(Excerpt from a dataset)
begin

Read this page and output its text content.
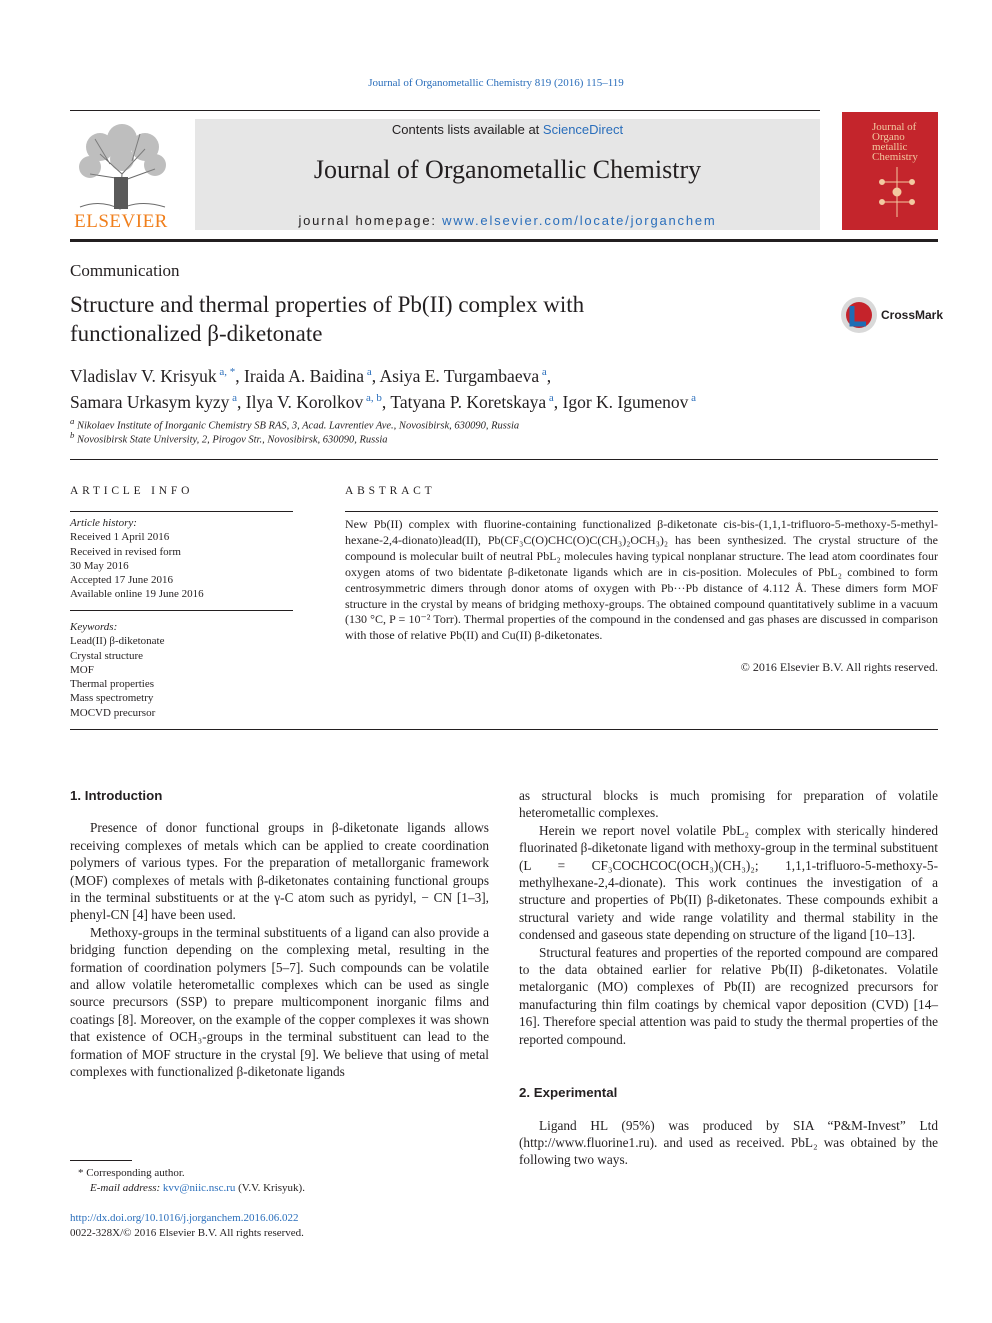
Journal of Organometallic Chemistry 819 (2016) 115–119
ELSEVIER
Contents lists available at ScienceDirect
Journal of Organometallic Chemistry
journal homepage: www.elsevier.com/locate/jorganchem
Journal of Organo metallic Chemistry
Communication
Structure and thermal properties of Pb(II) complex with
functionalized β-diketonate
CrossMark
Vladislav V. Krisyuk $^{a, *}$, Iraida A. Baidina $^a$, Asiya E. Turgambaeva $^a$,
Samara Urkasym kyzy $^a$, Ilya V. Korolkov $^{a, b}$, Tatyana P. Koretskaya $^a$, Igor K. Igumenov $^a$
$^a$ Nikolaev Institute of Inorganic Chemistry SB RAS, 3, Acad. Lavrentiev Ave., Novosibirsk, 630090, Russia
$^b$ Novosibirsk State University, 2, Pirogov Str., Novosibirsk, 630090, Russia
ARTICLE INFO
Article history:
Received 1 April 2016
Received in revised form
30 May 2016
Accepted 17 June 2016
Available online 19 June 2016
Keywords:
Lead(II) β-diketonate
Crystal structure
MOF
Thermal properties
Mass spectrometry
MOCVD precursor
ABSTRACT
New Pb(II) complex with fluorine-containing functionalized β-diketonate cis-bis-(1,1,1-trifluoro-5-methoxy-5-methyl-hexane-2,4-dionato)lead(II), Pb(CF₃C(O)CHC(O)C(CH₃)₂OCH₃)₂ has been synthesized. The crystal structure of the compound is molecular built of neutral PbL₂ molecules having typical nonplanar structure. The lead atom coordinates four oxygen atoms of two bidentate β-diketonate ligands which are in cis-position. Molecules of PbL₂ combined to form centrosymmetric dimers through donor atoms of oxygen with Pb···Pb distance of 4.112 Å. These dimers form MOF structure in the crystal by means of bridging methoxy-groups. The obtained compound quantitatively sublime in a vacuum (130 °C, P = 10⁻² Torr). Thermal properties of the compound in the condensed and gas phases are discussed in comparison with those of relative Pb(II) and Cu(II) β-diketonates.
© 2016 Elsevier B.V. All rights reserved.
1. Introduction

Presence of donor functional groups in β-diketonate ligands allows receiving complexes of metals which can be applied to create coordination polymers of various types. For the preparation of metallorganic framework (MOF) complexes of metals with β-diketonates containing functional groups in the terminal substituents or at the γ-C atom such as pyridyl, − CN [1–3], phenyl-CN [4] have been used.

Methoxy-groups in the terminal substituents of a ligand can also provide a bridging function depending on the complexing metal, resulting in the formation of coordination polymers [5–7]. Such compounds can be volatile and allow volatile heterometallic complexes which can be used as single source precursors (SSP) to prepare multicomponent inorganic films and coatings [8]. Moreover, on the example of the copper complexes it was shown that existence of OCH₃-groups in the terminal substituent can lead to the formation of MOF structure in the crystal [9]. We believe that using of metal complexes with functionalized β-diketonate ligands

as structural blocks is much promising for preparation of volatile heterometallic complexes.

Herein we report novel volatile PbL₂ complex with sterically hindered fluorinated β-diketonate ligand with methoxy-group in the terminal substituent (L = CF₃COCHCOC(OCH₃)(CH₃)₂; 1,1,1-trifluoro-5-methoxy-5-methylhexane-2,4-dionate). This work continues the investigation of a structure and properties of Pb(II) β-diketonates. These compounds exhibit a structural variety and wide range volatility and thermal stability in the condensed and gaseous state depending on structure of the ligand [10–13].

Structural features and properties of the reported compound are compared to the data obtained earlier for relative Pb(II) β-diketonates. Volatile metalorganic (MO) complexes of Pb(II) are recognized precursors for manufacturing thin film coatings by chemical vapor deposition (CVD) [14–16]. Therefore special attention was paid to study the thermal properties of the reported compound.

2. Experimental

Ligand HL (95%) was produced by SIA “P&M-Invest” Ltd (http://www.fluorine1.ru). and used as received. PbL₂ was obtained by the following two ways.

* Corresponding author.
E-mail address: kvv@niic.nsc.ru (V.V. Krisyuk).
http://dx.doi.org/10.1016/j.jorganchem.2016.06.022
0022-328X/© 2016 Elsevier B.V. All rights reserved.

end

Aim of the task> Every line that holds the word "June" should be extracted.

Problem solution>
Accepted 17 June 2016
Available online 19 June 2016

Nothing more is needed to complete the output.